** BEGIN **

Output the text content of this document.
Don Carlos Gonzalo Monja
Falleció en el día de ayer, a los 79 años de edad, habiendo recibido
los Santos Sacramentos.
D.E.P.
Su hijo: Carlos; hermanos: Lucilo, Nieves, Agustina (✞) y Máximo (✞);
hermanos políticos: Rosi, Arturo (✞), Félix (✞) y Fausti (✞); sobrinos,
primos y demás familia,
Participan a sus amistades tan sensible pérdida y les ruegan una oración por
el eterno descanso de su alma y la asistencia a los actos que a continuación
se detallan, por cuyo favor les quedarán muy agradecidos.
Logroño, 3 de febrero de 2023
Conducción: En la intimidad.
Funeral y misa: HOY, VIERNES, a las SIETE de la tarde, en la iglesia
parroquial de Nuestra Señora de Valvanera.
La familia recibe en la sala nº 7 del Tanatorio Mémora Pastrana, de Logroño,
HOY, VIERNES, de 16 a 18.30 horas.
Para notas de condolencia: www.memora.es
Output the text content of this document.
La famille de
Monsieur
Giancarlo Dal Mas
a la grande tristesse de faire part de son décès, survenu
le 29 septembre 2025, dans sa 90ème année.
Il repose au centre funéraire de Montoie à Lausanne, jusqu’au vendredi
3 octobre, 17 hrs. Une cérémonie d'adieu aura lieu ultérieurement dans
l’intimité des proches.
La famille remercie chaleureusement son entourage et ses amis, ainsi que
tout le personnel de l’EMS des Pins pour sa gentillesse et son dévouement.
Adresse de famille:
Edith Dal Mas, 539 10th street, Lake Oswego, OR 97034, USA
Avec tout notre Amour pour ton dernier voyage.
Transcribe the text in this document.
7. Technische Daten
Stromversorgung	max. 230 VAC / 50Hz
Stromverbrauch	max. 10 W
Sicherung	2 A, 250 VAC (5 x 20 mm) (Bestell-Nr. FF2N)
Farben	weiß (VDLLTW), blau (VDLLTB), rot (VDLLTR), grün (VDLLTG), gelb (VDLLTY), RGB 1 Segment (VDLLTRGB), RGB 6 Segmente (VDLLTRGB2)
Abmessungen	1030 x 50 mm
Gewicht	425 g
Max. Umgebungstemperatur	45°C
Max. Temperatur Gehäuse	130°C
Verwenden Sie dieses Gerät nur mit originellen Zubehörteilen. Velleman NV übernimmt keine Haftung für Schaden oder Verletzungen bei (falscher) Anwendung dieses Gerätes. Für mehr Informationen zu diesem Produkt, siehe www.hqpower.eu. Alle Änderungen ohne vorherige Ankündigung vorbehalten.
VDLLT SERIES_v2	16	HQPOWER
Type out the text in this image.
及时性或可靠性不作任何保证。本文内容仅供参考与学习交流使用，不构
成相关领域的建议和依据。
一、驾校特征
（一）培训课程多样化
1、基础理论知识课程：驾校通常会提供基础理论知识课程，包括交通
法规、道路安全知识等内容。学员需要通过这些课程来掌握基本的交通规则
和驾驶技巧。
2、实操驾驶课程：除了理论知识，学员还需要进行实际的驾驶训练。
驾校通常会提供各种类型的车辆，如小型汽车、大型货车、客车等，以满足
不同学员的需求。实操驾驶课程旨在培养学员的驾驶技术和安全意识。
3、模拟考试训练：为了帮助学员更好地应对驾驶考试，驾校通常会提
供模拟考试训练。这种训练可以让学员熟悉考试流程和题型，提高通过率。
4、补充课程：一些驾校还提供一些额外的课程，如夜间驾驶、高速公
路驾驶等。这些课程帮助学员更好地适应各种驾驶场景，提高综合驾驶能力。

** END **

* **The problem**
Go through the material and select each line with the string "pour" in it.

* **Final result**
tout le personnel de l’EMS des Pins pour sa gentillesse et son dévouement.
Avec tout notre Amour pour ton dernier voyage.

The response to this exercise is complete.